--- Start of INFORMATION PROVIDED ---

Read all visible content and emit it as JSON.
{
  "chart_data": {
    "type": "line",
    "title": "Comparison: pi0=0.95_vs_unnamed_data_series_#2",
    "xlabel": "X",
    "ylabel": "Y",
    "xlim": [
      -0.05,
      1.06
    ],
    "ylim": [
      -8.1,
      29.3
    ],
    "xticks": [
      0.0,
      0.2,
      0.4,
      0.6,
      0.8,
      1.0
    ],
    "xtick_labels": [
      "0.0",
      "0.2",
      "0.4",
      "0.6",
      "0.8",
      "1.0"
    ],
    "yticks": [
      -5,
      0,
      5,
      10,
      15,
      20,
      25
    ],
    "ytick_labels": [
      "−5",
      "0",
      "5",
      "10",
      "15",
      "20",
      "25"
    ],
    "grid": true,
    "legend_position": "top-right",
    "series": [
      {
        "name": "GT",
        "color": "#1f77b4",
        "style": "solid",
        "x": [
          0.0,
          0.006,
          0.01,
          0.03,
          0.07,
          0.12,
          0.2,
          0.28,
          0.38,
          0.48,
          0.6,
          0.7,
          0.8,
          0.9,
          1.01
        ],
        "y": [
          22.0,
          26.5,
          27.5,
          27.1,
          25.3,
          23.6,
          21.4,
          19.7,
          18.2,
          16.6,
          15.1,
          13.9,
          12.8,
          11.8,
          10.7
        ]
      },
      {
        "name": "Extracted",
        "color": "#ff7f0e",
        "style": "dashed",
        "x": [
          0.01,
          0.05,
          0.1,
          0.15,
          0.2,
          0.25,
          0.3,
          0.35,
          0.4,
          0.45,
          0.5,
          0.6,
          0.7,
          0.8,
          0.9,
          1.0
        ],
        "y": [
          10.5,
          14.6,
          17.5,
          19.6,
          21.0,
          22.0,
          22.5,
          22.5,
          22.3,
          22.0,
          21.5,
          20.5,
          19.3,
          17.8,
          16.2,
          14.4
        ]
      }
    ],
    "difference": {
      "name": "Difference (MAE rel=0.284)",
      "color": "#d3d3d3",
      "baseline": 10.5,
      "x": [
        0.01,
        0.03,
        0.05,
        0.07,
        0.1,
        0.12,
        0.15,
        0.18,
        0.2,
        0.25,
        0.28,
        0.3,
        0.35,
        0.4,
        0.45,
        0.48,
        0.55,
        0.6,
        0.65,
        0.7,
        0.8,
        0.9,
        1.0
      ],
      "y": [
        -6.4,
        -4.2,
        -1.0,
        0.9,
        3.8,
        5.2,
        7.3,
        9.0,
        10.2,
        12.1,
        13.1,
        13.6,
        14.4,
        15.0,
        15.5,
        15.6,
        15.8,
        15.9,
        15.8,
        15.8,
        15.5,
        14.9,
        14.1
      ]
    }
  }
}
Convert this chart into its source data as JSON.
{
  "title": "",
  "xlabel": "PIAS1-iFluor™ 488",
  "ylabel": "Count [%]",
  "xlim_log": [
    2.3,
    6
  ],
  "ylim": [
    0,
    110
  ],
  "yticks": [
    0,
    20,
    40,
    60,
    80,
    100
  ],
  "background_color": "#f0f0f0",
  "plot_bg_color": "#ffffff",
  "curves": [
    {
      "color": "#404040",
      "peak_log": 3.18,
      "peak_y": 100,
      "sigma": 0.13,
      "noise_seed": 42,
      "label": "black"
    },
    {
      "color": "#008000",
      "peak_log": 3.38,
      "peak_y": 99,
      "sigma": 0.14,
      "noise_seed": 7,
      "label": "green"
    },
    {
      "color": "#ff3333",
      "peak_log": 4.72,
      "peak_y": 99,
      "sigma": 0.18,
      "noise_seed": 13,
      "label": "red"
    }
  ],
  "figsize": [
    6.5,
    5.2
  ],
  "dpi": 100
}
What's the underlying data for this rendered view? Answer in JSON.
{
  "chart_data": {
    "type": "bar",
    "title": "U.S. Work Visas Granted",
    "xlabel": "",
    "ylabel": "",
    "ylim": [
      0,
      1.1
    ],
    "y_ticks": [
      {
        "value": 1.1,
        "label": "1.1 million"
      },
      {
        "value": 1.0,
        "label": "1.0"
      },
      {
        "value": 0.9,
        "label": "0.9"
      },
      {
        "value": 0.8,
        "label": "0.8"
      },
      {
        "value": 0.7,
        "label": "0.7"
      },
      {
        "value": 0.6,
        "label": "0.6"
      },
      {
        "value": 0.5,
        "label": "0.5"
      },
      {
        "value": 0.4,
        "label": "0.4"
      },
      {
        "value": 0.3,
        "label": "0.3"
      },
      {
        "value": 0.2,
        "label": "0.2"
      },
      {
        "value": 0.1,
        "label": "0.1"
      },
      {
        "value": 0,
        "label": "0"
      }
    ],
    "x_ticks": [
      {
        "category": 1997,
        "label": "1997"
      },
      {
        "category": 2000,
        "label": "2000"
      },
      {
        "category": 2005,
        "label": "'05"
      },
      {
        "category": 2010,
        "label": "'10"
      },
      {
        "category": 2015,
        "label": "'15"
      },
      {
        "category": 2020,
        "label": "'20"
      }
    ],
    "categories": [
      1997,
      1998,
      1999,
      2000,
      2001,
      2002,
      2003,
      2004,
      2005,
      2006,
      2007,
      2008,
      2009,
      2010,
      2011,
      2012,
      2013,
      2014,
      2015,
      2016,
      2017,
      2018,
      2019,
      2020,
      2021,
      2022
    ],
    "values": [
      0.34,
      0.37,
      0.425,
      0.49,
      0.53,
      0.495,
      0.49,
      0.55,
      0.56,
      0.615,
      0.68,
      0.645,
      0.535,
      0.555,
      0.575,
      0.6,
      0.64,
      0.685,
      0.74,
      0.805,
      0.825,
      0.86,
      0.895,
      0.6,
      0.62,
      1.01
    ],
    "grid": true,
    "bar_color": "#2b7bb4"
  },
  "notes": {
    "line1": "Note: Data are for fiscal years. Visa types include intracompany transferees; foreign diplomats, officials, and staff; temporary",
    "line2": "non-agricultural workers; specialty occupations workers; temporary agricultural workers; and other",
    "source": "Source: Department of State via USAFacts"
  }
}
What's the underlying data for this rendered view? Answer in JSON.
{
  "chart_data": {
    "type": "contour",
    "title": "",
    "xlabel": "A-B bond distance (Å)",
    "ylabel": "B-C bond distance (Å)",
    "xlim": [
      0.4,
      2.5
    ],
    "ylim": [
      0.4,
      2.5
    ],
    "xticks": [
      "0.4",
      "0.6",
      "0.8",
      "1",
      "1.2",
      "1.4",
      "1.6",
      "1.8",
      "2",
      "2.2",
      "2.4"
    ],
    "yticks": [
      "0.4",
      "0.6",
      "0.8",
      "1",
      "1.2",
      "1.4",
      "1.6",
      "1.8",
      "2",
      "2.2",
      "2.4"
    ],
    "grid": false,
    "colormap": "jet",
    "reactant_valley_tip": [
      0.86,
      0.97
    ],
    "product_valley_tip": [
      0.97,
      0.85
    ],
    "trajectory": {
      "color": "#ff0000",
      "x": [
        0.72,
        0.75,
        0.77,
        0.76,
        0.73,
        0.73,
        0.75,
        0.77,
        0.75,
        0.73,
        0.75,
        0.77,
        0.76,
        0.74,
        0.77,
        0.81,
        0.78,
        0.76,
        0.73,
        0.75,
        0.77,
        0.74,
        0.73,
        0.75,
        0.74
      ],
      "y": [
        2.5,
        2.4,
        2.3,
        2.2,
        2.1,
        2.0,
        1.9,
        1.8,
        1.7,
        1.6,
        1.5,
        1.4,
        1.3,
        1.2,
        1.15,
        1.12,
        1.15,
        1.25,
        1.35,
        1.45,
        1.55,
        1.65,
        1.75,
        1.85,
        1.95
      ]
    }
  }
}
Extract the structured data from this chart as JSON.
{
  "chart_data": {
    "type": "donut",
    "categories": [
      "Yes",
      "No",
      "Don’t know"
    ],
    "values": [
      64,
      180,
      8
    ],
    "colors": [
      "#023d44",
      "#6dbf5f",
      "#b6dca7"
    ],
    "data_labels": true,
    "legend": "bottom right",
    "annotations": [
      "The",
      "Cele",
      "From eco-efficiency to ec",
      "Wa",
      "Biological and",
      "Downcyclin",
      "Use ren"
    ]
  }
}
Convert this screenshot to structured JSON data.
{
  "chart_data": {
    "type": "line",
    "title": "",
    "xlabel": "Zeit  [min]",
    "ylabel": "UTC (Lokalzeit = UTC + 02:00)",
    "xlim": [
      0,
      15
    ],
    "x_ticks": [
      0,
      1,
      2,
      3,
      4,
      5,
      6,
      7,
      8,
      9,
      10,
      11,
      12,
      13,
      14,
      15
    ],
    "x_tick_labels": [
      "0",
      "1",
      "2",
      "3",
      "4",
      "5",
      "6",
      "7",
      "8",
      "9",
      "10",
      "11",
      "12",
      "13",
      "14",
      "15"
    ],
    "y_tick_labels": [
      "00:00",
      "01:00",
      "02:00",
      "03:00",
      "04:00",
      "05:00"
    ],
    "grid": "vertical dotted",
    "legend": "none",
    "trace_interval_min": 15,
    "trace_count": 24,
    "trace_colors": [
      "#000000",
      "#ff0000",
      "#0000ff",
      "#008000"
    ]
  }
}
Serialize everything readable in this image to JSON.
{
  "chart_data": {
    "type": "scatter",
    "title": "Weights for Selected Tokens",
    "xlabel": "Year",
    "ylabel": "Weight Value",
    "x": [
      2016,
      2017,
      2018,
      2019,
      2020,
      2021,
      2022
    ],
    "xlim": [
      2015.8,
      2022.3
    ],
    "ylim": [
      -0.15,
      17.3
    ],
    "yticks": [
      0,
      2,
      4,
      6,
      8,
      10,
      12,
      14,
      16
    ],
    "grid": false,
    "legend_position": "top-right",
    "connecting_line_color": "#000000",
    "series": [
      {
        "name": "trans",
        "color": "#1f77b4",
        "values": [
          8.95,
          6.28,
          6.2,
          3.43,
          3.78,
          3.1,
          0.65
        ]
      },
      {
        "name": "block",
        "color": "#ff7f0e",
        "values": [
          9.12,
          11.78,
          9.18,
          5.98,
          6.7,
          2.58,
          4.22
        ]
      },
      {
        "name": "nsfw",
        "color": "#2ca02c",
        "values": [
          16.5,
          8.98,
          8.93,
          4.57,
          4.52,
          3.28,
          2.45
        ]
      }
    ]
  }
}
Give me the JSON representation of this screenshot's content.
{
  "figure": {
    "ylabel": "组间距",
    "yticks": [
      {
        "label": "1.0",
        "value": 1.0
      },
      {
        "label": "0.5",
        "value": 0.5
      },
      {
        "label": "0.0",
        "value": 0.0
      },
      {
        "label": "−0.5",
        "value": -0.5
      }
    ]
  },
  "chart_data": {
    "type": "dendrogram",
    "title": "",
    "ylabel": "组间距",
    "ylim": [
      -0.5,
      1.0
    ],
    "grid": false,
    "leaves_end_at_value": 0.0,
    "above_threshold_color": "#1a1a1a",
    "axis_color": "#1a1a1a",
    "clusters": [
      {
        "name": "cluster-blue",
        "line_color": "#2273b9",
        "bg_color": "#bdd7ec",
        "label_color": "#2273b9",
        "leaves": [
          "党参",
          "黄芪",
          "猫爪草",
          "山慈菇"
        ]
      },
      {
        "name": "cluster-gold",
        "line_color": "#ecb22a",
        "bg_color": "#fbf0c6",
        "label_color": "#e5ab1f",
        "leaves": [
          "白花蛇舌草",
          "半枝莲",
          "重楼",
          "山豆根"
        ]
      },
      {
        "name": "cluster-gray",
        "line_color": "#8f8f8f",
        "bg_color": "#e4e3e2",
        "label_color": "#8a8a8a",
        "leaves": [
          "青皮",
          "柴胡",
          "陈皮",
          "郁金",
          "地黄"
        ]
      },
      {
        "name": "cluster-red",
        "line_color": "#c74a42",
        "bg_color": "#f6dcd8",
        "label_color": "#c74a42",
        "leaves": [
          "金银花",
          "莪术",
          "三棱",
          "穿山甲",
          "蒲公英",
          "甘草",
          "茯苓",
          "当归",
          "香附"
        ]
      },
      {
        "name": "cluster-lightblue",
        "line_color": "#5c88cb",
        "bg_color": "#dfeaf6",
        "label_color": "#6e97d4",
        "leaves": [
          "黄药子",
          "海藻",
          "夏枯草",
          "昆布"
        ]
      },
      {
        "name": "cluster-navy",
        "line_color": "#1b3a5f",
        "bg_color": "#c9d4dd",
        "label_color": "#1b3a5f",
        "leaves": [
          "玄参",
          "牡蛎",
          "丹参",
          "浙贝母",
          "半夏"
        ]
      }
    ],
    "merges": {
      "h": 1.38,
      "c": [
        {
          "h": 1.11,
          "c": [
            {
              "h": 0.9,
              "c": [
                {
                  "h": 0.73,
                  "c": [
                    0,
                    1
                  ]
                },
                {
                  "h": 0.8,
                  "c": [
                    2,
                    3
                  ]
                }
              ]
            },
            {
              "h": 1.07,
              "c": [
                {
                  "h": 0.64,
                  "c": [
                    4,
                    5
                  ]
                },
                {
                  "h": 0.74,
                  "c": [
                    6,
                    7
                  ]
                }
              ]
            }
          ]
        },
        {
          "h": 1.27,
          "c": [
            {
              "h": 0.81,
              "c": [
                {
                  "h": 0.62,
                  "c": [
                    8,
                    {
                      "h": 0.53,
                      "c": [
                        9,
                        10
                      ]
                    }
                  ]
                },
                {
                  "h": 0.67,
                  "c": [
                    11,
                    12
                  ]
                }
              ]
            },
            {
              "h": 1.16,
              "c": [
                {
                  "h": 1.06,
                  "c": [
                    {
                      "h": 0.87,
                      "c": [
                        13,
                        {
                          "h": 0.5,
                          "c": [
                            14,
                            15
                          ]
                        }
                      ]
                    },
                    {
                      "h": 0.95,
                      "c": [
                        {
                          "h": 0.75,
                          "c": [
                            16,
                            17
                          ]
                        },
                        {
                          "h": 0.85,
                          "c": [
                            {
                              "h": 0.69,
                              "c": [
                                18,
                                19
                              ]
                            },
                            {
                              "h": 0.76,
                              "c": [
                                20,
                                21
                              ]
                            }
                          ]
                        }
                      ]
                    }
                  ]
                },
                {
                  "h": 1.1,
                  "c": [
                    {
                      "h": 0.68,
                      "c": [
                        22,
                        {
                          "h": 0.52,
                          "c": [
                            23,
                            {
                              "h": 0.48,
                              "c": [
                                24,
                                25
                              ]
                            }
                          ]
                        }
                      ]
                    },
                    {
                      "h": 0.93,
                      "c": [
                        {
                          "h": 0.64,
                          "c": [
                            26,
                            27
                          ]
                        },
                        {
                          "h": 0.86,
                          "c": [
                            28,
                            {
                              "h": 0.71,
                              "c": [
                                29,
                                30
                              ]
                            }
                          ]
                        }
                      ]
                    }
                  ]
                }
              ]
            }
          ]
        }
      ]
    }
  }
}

--- End of INFORMATION PROVIDED ---

Extract every line above containing the word "temporary".

    "line1": "Note: Data are for fiscal years. Visa types include intracompany transferees; foreign diplomats, officials, and staff; temporary",
    "line2": "non-agricultural workers; specialty occupations workers; temporary agricultural workers; and other",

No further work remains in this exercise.